• **PROBLEM REQUIREMENTS**
Copy out the material word for word, from its first line through the line containing "The end cap or plug 30 is at (258, 295).", including both of those lines.

Collection entries
--- Begin ---

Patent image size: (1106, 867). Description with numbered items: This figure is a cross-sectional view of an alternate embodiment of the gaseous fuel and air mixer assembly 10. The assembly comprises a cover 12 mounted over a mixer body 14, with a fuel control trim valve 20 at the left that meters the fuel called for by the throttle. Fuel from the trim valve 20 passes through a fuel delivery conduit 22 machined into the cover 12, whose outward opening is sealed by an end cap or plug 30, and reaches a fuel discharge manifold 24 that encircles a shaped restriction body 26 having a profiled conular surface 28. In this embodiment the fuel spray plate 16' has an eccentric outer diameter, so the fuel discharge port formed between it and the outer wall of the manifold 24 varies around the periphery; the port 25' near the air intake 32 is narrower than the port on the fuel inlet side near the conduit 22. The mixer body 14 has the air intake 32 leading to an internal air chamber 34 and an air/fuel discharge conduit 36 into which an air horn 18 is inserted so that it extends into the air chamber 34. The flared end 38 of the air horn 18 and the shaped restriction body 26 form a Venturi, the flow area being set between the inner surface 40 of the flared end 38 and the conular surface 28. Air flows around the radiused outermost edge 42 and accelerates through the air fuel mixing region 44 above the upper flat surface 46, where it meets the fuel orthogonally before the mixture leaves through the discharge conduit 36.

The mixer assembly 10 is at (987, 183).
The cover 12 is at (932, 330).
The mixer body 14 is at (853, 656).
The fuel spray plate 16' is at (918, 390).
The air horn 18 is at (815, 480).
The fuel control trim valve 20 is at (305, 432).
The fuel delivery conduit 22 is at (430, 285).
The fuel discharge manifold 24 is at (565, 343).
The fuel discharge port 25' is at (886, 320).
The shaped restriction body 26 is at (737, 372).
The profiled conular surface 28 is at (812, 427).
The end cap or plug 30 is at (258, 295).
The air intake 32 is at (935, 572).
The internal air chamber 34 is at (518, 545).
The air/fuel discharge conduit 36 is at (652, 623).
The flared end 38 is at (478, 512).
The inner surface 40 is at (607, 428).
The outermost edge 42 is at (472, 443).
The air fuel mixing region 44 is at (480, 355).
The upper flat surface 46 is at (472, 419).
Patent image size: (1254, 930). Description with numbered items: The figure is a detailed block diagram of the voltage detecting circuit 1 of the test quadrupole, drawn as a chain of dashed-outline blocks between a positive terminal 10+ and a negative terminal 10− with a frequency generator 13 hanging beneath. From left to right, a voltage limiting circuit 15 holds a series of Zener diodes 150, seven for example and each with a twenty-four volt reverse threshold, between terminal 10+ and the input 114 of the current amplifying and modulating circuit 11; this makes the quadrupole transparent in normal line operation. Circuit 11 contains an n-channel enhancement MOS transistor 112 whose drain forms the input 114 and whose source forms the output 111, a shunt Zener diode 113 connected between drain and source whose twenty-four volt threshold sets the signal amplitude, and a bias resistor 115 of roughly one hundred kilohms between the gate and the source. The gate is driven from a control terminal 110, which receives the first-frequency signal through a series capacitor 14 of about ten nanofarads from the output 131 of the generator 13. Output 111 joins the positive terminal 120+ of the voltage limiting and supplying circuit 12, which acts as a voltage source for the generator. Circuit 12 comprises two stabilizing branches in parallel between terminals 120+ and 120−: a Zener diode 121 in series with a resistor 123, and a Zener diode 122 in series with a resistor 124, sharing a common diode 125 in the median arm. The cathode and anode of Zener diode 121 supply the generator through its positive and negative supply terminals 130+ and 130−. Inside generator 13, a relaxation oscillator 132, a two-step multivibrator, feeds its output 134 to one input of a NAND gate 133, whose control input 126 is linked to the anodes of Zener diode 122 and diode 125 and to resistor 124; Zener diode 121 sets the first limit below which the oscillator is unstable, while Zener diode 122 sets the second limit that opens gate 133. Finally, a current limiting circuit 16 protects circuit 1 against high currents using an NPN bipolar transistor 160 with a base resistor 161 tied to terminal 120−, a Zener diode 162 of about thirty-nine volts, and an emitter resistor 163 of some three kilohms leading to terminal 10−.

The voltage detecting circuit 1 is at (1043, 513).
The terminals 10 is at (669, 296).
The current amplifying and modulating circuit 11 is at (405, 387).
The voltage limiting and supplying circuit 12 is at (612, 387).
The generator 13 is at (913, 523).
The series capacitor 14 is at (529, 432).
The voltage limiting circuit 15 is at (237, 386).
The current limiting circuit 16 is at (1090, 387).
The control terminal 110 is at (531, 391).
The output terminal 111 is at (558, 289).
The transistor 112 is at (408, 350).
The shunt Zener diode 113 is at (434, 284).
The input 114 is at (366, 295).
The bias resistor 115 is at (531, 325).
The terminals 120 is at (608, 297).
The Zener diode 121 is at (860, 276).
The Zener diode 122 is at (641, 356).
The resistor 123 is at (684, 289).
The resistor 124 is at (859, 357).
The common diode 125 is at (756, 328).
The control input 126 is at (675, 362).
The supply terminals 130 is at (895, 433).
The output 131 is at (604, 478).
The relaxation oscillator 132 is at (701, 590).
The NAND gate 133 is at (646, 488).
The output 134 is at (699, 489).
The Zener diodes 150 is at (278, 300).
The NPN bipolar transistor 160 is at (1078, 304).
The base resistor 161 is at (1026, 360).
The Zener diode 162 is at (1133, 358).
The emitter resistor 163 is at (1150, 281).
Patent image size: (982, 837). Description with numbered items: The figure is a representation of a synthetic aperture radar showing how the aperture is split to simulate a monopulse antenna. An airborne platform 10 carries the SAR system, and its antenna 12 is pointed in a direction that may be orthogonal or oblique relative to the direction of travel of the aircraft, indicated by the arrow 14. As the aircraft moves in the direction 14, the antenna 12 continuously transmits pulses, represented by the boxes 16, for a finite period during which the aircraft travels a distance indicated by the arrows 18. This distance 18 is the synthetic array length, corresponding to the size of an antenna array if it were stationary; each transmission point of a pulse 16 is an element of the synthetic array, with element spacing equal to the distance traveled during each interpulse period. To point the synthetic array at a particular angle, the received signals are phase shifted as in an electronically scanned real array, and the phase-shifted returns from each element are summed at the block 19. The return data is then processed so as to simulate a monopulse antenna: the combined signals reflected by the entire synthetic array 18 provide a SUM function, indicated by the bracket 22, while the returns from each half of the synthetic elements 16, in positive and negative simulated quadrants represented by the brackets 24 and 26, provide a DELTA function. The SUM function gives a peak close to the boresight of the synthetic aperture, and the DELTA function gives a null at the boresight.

--- End ---

• **WRITTEN SOLUTION**
Patent image size: (1106, 867). Description with numbered items: This figure is a cross-sectional view of an alternate embodiment of the gaseous fuel and air mixer assembly 10. The assembly comprises a cover 12 mounted over a mixer body 14, with a fuel control trim valve 20 at the left that meters the fuel called for by the throttle. Fuel from the trim valve 20 passes through a fuel delivery conduit 22 machined into the cover 12, whose outward opening is sealed by an end cap or plug 30, and reaches a fuel discharge manifold 24 that encircles a shaped restriction body 26 having a profiled conular surface 28. In this embodiment the fuel spray plate 16' has an eccentric outer diameter, so the fuel discharge port formed between it and the outer wall of the manifold 24 varies around the periphery; the port 25' near the air intake 32 is narrower than the port on the fuel inlet side near the conduit 22. The mixer body 14 has the air intake 32 leading to an internal air chamber 34 and an air/fuel discharge conduit 36 into which an air horn 18 is inserted so that it extends into the air chamber 34. The flared end 38 of the air horn 18 and the shaped restriction body 26 form a Venturi, the flow area being set between the inner surface 40 of the flared end 38 and the conular surface 28. Air flows around the radiused outermost edge 42 and accelerates through the air fuel mixing region 44 above the upper flat surface 46, where it meets the fuel orthogonally before the mixture leaves through the discharge conduit 36.

The mixer assembly 10 is at (987, 183).
The cover 12 is at (932, 330).
The mixer body 14 is at (853, 656).
The fuel spray plate 16' is at (918, 390).
The air horn 18 is at (815, 480).
The fuel control trim valve 20 is at (305, 432).
The fuel delivery conduit 22 is at (430, 285).
The fuel discharge manifold 24 is at (565, 343).
The fuel discharge port 25' is at (886, 320).
The shaped restriction body 26 is at (737, 372).
The profiled conular surface 28 is at (812, 427).
The end cap or plug 30 is at (258, 295).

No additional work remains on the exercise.